**REQUIREMENT**.
Bring together all lines of the material below that contain the string "испытания".

(Collection entries)
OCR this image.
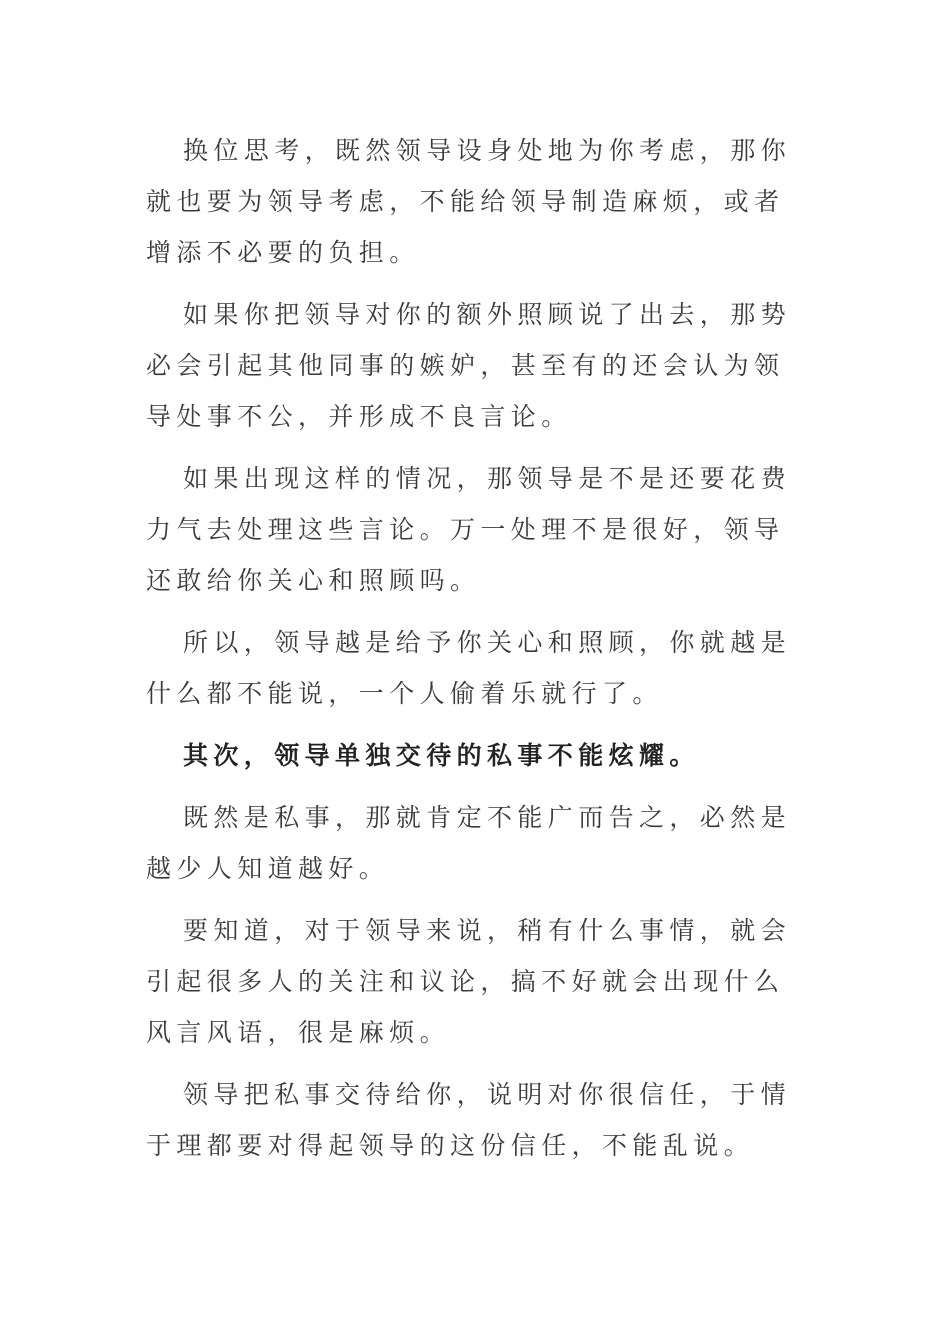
换位思考，既然领导设身处地为你考虑，那你就也要为领导考虑，不能给领导制造麻烦，或者增添不必要的负担。

如果你把领导对你的额外照顾说了出去，那势必会引起其他同事的嫉妒，甚至有的还会认为领导处事不公，并形成不良言论。

如果出现这样的情况，那领导是不是还要花费力气去处理这些言论。万一处理不是很好，领导还敢给你关心和照顾吗。

所以，领导越是给予你关心和照顾，你就越是什么都不能说，一个人偷着乐就行了。

其次，领导单独交待的私事不能炫耀。

既然是私事，那就肯定不能广而告之，必然是越少人知道越好。

要知道，对于领导来说，稍有什么事情，就会引起很多人的关注和议论，搞不好就会出现什么风言风语，很是麻烦。

领导把私事交待给你，说明对你很信任，于情于理都要对得起领导的这份信任，不能乱说。
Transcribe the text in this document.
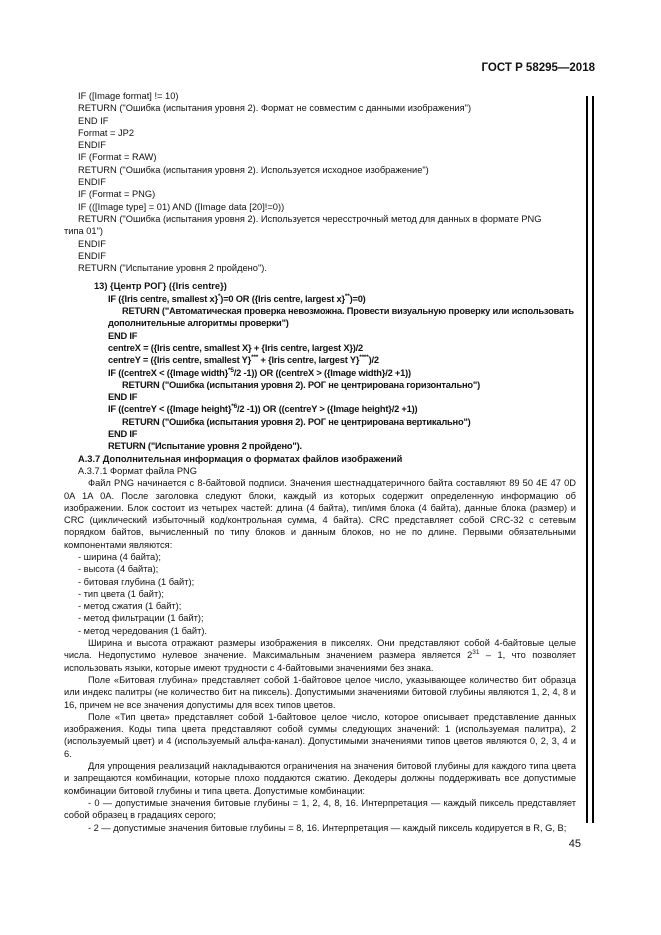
ГОСТ Р 58295—2018

IF ([Image format] != 10)

RETURN ("Ошибка (испытания уровня 2). Формат не совместим с данными изображения")

END IF

Format = JP2

ENDIF

IF (Format = RAW)

RETURN ("Ошибка (испытания уровня 2). Используется исходное изображение")

ENDIF

IF (Format = PNG)

IF (([Image type] = 01) AND ([Image data [20]!=0))

RETURN ("Ошибка (испытания уровня 2). Используется чересстрочный метод для данных в формате PNG

типа 01")

ENDIF

ENDIF

RETURN ("Испытание уровня 2 пройдено").

13) {Центр РОГ} ({Iris centre})

IF ({Iris centre, smallest x}*)=0 OR ({Iris centre, largest x}**)=0)

RETURN ("Автоматическая проверка невозможна. Провести визуальную проверку или использовать

дополнительные алгоритмы проверки")

END IF

centreX = ({Iris centre, smallest X} + {Iris centre, largest X})/2

centreY = ({Iris centre, smallest Y}*** + {Iris centre, largest Y}****)/2

IF ((centreX < ({Image width}$^{*5}$/2 -1)) OR ((centreX > ({Image width}/2 +1))

RETURN ("Ошибка (испытания уровня 2). РОГ не центрирована горизонтально")

END IF

IF ((centreY < ({Image height}$^{*6}$/2 -1)) OR ((centreY > ({Image height}/2 +1))

RETURN ("Ошибка (испытания уровня 2). РОГ не центрирована вертикально")

END IF

RETURN ("Испытание уровня 2 пройдено").

A.3.7 Дополнительная информация о форматах файлов изображений

A.3.7.1 Формат файла PNG

Файл PNG начинается с 8-байтовой подписи. Значения шестнадцатеричного байта составляют 89 50 4E 47 0D 0A 1A 0A. После заголовка следуют блоки, каждый из которых содержит определенную информацию об изображении. Блок состоит из четырех частей: длина (4 байта), тип/имя блока (4 байта), данные блока (размер) и CRC (циклический избыточный код/контрольная сумма, 4 байта). CRC представляет собой CRC-32 с сетевым порядком байтов, вычисленный по типу блоков и данным блоков, но не по длине. Первыми обязательными компонентами являются:

- ширина (4 байта);

- высота (4 байта);

- битовая глубина (1 байт);

- тип цвета (1 байт);

- метод сжатия (1 байт);

- метод фильтрации (1 байт);

- метод чередования (1 байт).

Ширина и высота отражают размеры изображения в пикселях. Они представляют собой 4-байтовые целые числа. Недопустимо нулевое значение. Максимальным значением размера является $2^{31} - 1$, что позволяет использовать языки, которые имеют трудности с 4-байтовыми значениями без знака.

Поле «Битовая глубина» представляет собой 1-байтовое целое число, указывающее количество бит образца или индекс палитры (не количество бит на пиксель). Допустимыми значениями битовой глубины являются 1, 2, 4, 8 и 16, причем не все значения допустимы для всех типов цветов.

Поле «Тип цвета» представляет собой 1-байтовое целое число, которое описывает представление данных изображения. Коды типа цвета представляют собой суммы следующих значений: 1 (используемая палитра), 2 (используемый цвет) и 4 (используемый альфа-канал). Допустимыми значениями типов цветов являются 0, 2, 3, 4 и 6.

Для упрощения реализаций накладываются ограничения на значения битовой глубины для каждого типа цвета и запрещаются комбинации, которые плохо поддаются сжатию. Декодеры должны поддерживать все допустимые комбинации битовой глубины и типа цвета. Допустимые комбинации:

- 0 — допустимые значения битовые глубины = 1, 2, 4, 8, 16. Интерпретация — каждый пиксель представляет собой образец в градациях серого;

- 2 — допустимые значения битовые глубины = 8, 16. Интерпретация — каждый пиксель кодируется в R, G, B;

45
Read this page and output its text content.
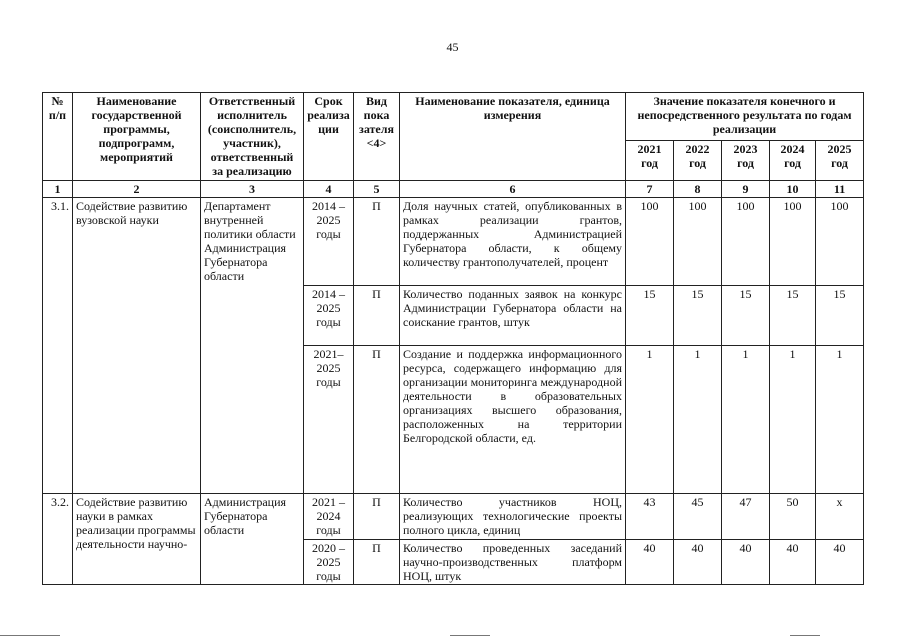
45
№ п/п	Наименование государственной программы, подпрограмм, мероприятий	Ответственный исполнитель (соисполнитель, участник), ответственный за реализацию	Срок реализа ции	Вид пока зателя <4>	Наименование показателя, единица измерения	Значение показателя конечного и непосредственного результата по годам реализации				
						2021 год	2022 год	2023 год	2024 год	2025 год
1	2	3	4	5	6	7	8	9	10	11
3.1.	Содействие развитию вузовской науки	Департамент внутренней политики области Администрация Губернатора области	2014 – 2025 годы	П	Доля научных статей, опубликованных в рамках реализации грантов, поддержанных Администрацией Губернатора области, к общему количеству грантополучателей, процент	100	100	100	100	100
			2014 – 2025 годы	П	Количество поданных заявок на конкурс Администрации Губернатора области на соискание грантов, штук	15	15	15	15	15
			2021– 2025 годы	П	Создание и поддержка информационного ресурса, содержащего информацию для организации мониторинга международной деятельности в образовательных организациях высшего образования, расположенных на территории Белгородской области, ед.	1	1	1	1	1
3.2.	Содействие развитию науки в рамках реализации программы деятельности научно-	Администрация Губернатора области	2021 – 2024 годы	П	Количество участников НОЦ, реализующих технологические проекты полного цикла, единиц	43	45	47	50	х
			2020 – 2025 годы	П	Количество проведенных заседаний научно-производственных платформ НОЦ, штук	40	40	40	40	40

**EXERCISE SOLUTION**.
RETURN ("Ошибка (испытания уровня 2). Формат не совместим с данными изображения")
RETURN ("Ошибка (испытания уровня 2). Используется исходное изображение")
RETURN ("Ошибка (испытания уровня 2). Используется чересстрочный метод для данных в формате PNG
RETURN ("Ошибка (испытания уровня 2). РОГ не центрирована горизонтально")
RETURN ("Ошибка (испытания уровня 2). РОГ не центрирована вертикально")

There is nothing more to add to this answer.